- Your task -
Quote, verbatim, all material below, without pictures.

- Data in this exercise -
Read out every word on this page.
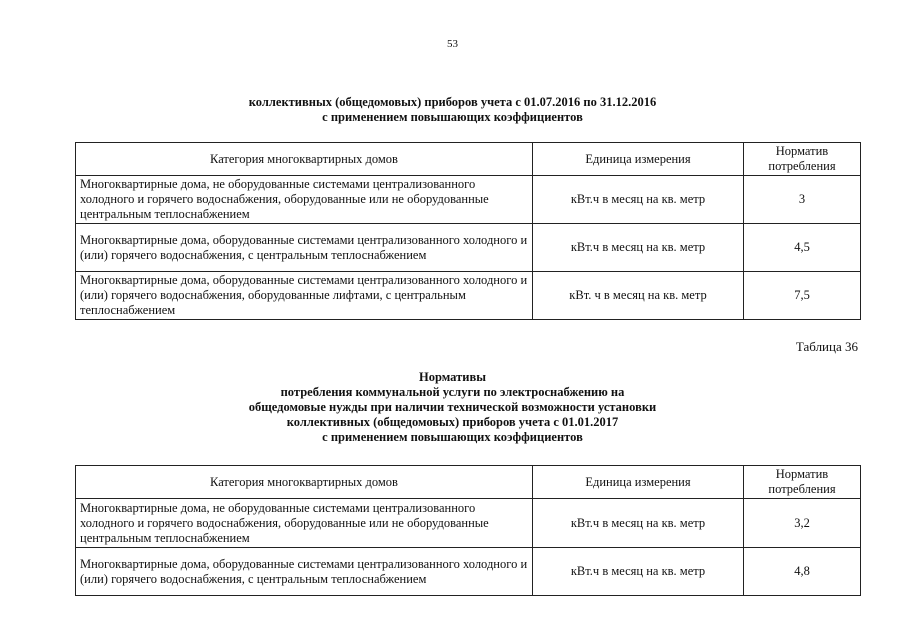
53
коллективных (общедомовых) приборов учета с 01.07.2016 по 31.12.2016
с применением повышающих коэффициентов
Категория многоквартирных домов	Единица измерения	Норматив потребления
Многоквартирные дома, не оборудованные системами централизованного холодного и горячего водоснабжения, оборудованные или не оборудованные центральным теплоснабжением	кВт.ч в месяц на кв. метр	3
Многоквартирные дома, оборудованные системами централизованного холодного и (или) горячего водоснабжения, с центральным теплоснабжением	кВт.ч в месяц на кв. метр	4,5
Многоквартирные дома, оборудованные системами централизованного холодного и (или) горячего водоснабжения, оборудованные лифтами, с центральным теплоснабжением	кВт. ч в месяц на кв. метр	7,5
Таблица 36
Нормативы
потребления коммунальной услуги по электроснабжению на
общедомовые нужды при наличии технической возможности установки
коллективных (общедомовых) приборов учета с 01.01.2017
с применением повышающих коэффициентов
Категория многоквартирных домов	Единица измерения	Норматив потребления
Многоквартирные дома, не оборудованные системами централизованного холодного и горячего водоснабжения, оборудованные или не оборудованные центральным теплоснабжением	кВт.ч в месяц на кв. метр	3,2
Многоквартирные дома, оборудованные системами централизованного холодного и (или) горячего водоснабжения, с центральным теплоснабжением	кВт.ч в месяц на кв. метр	4,8
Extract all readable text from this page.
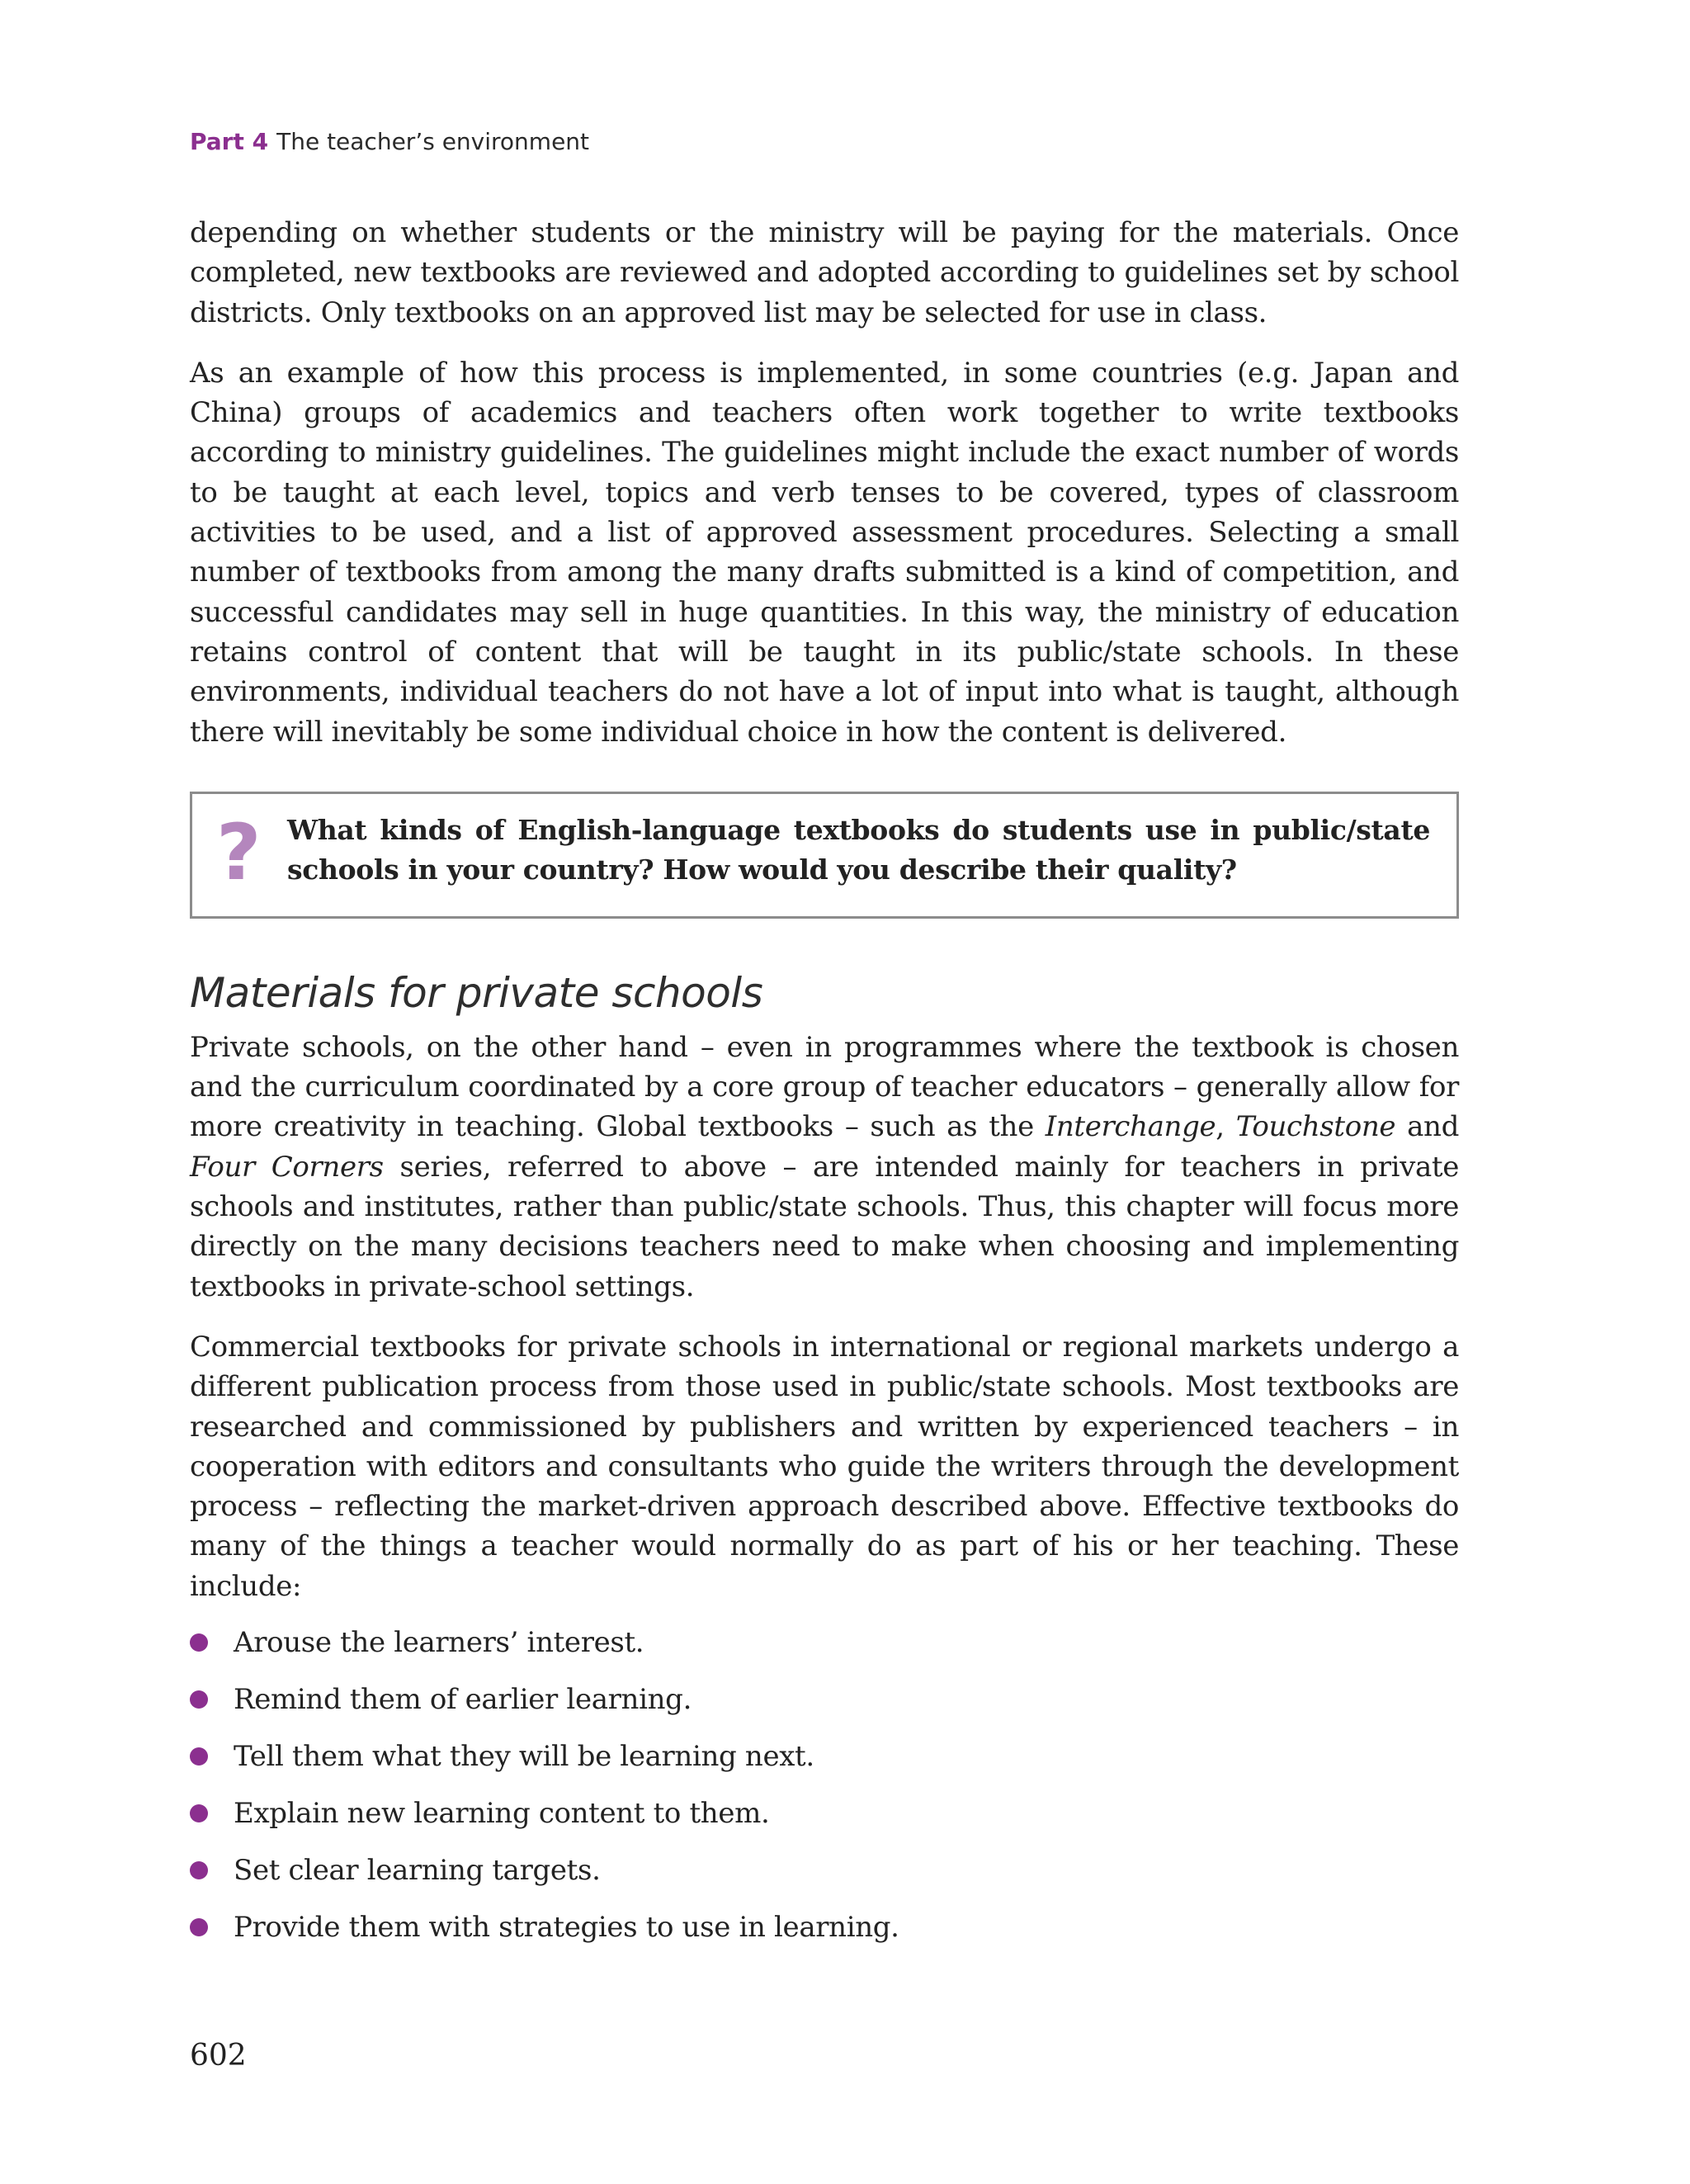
Part 4 The teacher’s environment

depending on whether students or the ministry will be paying for the materials. Once completed, new textbooks are reviewed and adopted according to guidelines set by school districts. Only textbooks on an approved list may be selected for use in class.

As an example of how this process is implemented, in some countries (e.g. Japan and China) groups of academics and teachers often work together to write textbooks according to ministry guidelines. The guidelines might include the exact number of words to be taught at each level, topics and verb tenses to be covered, types of classroom activities to be used, and a list of approved assessment procedures. Selecting a small number of textbooks from among the many drafts submitted is a kind of competition, and successful candidates may sell in huge quantities. In this way, the ministry of education retains control of content that will be taught in its public/state schools. In these environments, individual teachers do not have a lot of input into what is taught, although there will inevitably be some individual choice in how the content is delivered.

? What kinds of English-language textbooks do students use in public/state schools in your country? How would you describe their quality?
Materials for private schools

Private schools, on the other hand – even in programmes where the textbook is chosen and the curriculum coordinated by a core group of teacher educators – generally allow for more creativity in teaching. Global textbooks – such as the Interchange, Touchstone and Four Corners series, referred to above – are intended mainly for teachers in private schools and institutes, rather than public/state schools. Thus, this chapter will focus more directly on the many decisions teachers need to make when choosing and implementing textbooks in private-school settings.

Commercial textbooks for private schools in international or regional markets undergo a different publication process from those used in public/state schools. Most textbooks are researched and commissioned by publishers and written by experienced teachers – in cooperation with editors and consultants who guide the writers through the development process – reflecting the market-driven approach described above. Effective textbooks do many of the things a teacher would normally do as part of his or her teaching. These include:

Arouse the learners’ interest.
Remind them of earlier learning.
Tell them what they will be learning next.
Explain new learning content to them.
Set clear learning targets.
Provide them with strategies to use in learning.
602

- Solution -
Read out every word on this page.
53
коллективных (общедомовых) приборов учета с 01.07.2016 по 31.12.2016
с применением повышающих коэффициентов
Категория многоквартирных домов	Единица измерения	Норматив потребления
Многоквартирные дома, не оборудованные системами централизованного холодного и горячего водоснабжения, оборудованные или не оборудованные центральным теплоснабжением	кВт.ч в месяц на кв. метр	3
Многоквартирные дома, оборудованные системами централизованного холодного и (или) горячего водоснабжения, с центральным теплоснабжением	кВт.ч в месяц на кв. метр	4,5
Многоквартирные дома, оборудованные системами централизованного холодного и (или) горячего водоснабжения, оборудованные лифтами, с центральным теплоснабжением	кВт. ч в месяц на кв. метр	7,5
Таблица 36
Нормативы
потребления коммунальной услуги по электроснабжению на
общедомовые нужды при наличии технической возможности установки
коллективных (общедомовых) приборов учета с 01.01.2017
с применением повышающих коэффициентов
Категория многоквартирных домов	Единица измерения	Норматив потребления
Многоквартирные дома, не оборудованные системами централизованного холодного и горячего водоснабжения, оборудованные или не оборудованные центральным теплоснабжением	кВт.ч в месяц на кв. метр	3,2
Многоквартирные дома, оборудованные системами централизованного холодного и (или) горячего водоснабжения, с центральным теплоснабжением	кВт.ч в месяц на кв. метр	4,8
Extract all readable text from this page.
Part 4 The teacher’s environment

depending on whether students or the ministry will be paying for the materials. Once completed, new textbooks are reviewed and adopted according to guidelines set by school districts. Only textbooks on an approved list may be selected for use in class.

As an example of how this process is implemented, in some countries (e.g. Japan and China) groups of academics and teachers often work together to write textbooks according to ministry guidelines. The guidelines might include the exact number of words to be taught at each level, topics and verb tenses to be covered, types of classroom activities to be used, and a list of approved assessment procedures. Selecting a small number of textbooks from among the many drafts submitted is a kind of competition, and successful candidates may sell in huge quantities. In this way, the ministry of education retains control of content that will be taught in its public/state schools. In these environments, individual teachers do not have a lot of input into what is taught, although there will inevitably be some individual choice in how the content is delivered.

? What kinds of English-language textbooks do students use in public/state schools in your country? How would you describe their quality?
Materials for private schools

Private schools, on the other hand – even in programmes where the textbook is chosen and the curriculum coordinated by a core group of teacher educators – generally allow for more creativity in teaching. Global textbooks – such as the Interchange, Touchstone and Four Corners series, referred to above – are intended mainly for teachers in private schools and institutes, rather than public/state schools. Thus, this chapter will focus more directly on the many decisions teachers need to make when choosing and implementing textbooks in private-school settings.

Commercial textbooks for private schools in international or regional markets undergo a different publication process from those used in public/state schools. Most textbooks are researched and commissioned by publishers and written by experienced teachers – in cooperation with editors and consultants who guide the writers through the development process – reflecting the market-driven approach described above. Effective textbooks do many of the things a teacher would normally do as part of his or her teaching. These include:

Arouse the learners’ interest.
Remind them of earlier learning.
Tell them what they will be learning next.
Explain new learning content to them.
Set clear learning targets.
Provide them with strategies to use in learning.
602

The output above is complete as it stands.